Report each line of the data that includes the word "caption".

━━━━━━━━━━━━━━━━━━━━

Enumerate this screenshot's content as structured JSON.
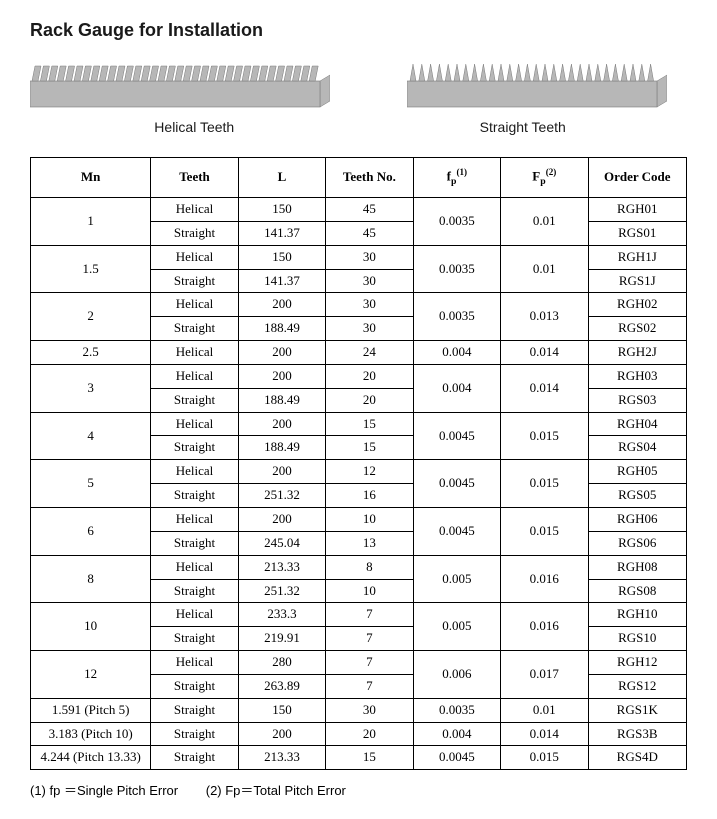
{
  "title": "Rack Gauge for Installation",
  "images": {
    "helical": {
      "caption": "Helical Teeth",
      "bar_fill": "#b7b7b7",
      "bar_edge": "#7a7a7a"
    },
    "straight": {
      "caption": "Straight Teeth",
      "bar_fill": "#b7b7b7",
      "bar_edge": "#7a7a7a"
    }
  },
  "columns": {
    "mn": "Mn",
    "teeth": "Teeth",
    "l": "L",
    "teeth_no": "Teeth No.",
    "fp_small_html": "f<sub class='sub'>p</sub><sup>(1)</sup>",
    "fp_big_html": "F<sub class='sub'>p</sub><sup>(2)</sup>",
    "order_code": "Order Code"
  },
  "groups": [
    {
      "mn": "1",
      "fp": "0.0035",
      "Fp": "0.01",
      "rows": [
        {
          "teeth": "Helical",
          "L": "150",
          "tn": "45",
          "oc": "RGH01"
        },
        {
          "teeth": "Straight",
          "L": "141.37",
          "tn": "45",
          "oc": "RGS01"
        }
      ]
    },
    {
      "mn": "1.5",
      "fp": "0.0035",
      "Fp": "0.01",
      "rows": [
        {
          "teeth": "Helical",
          "L": "150",
          "tn": "30",
          "oc": "RGH1J"
        },
        {
          "teeth": "Straight",
          "L": "141.37",
          "tn": "30",
          "oc": "RGS1J"
        }
      ]
    },
    {
      "mn": "2",
      "fp": "0.0035",
      "Fp": "0.013",
      "rows": [
        {
          "teeth": "Helical",
          "L": "200",
          "tn": "30",
          "oc": "RGH02"
        },
        {
          "teeth": "Straight",
          "L": "188.49",
          "tn": "30",
          "oc": "RGS02"
        }
      ]
    },
    {
      "mn": "2.5",
      "fp": "0.004",
      "Fp": "0.014",
      "rows": [
        {
          "teeth": "Helical",
          "L": "200",
          "tn": "24",
          "oc": "RGH2J"
        }
      ]
    },
    {
      "mn": "3",
      "fp": "0.004",
      "Fp": "0.014",
      "rows": [
        {
          "teeth": "Helical",
          "L": "200",
          "tn": "20",
          "oc": "RGH03"
        },
        {
          "teeth": "Straight",
          "L": "188.49",
          "tn": "20",
          "oc": "RGS03"
        }
      ]
    },
    {
      "mn": "4",
      "fp": "0.0045",
      "Fp": "0.015",
      "rows": [
        {
          "teeth": "Helical",
          "L": "200",
          "tn": "15",
          "oc": "RGH04"
        },
        {
          "teeth": "Straight",
          "L": "188.49",
          "tn": "15",
          "oc": "RGS04"
        }
      ]
    },
    {
      "mn": "5",
      "fp": "0.0045",
      "Fp": "0.015",
      "rows": [
        {
          "teeth": "Helical",
          "L": "200",
          "tn": "12",
          "oc": "RGH05"
        },
        {
          "teeth": "Straight",
          "L": "251.32",
          "tn": "16",
          "oc": "RGS05"
        }
      ]
    },
    {
      "mn": "6",
      "fp": "0.0045",
      "Fp": "0.015",
      "rows": [
        {
          "teeth": "Helical",
          "L": "200",
          "tn": "10",
          "oc": "RGH06"
        },
        {
          "teeth": "Straight",
          "L": "245.04",
          "tn": "13",
          "oc": "RGS06"
        }
      ]
    },
    {
      "mn": "8",
      "fp": "0.005",
      "Fp": "0.016",
      "rows": [
        {
          "teeth": "Helical",
          "L": "213.33",
          "tn": "8",
          "oc": "RGH08"
        },
        {
          "teeth": "Straight",
          "L": "251.32",
          "tn": "10",
          "oc": "RGS08"
        }
      ]
    },
    {
      "mn": "10",
      "fp": "0.005",
      "Fp": "0.016",
      "rows": [
        {
          "teeth": "Helical",
          "L": "233.3",
          "tn": "7",
          "oc": "RGH10"
        },
        {
          "teeth": "Straight",
          "L": "219.91",
          "tn": "7",
          "oc": "RGS10"
        }
      ]
    },
    {
      "mn": "12",
      "fp": "0.006",
      "Fp": "0.017",
      "rows": [
        {
          "teeth": "Helical",
          "L": "280",
          "tn": "7",
          "oc": "RGH12"
        },
        {
          "teeth": "Straight",
          "L": "263.89",
          "tn": "7",
          "oc": "RGS12"
        }
      ]
    },
    {
      "mn": "1.591  (Pitch 5)",
      "fp": "0.0035",
      "Fp": "0.01",
      "rows": [
        {
          "teeth": "Straight",
          "L": "150",
          "tn": "30",
          "oc": "RGS1K"
        }
      ]
    },
    {
      "mn": "3.183  (Pitch 10)",
      "fp": "0.004",
      "Fp": "0.014",
      "rows": [
        {
          "teeth": "Straight",
          "L": "200",
          "tn": "20",
          "oc": "RGS3B"
        }
      ]
    },
    {
      "mn": "4.244  (Pitch 13.33)",
      "fp": "0.0045",
      "Fp": "0.015",
      "rows": [
        {
          "teeth": "Straight",
          "L": "213.33",
          "tn": "15",
          "oc": "RGS4D"
        }
      ]
    }
  ],
  "footnotes": {
    "n1": "(1) fp ＝Single Pitch Error",
    "n2": "(2) Fp＝Total Pitch Error"
  }
}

━━━━━━━━━━━━━━━━━━━━

**EXERCISE OUTPUT:**
      "caption": "Helical Teeth",
      "caption": "Straight Teeth",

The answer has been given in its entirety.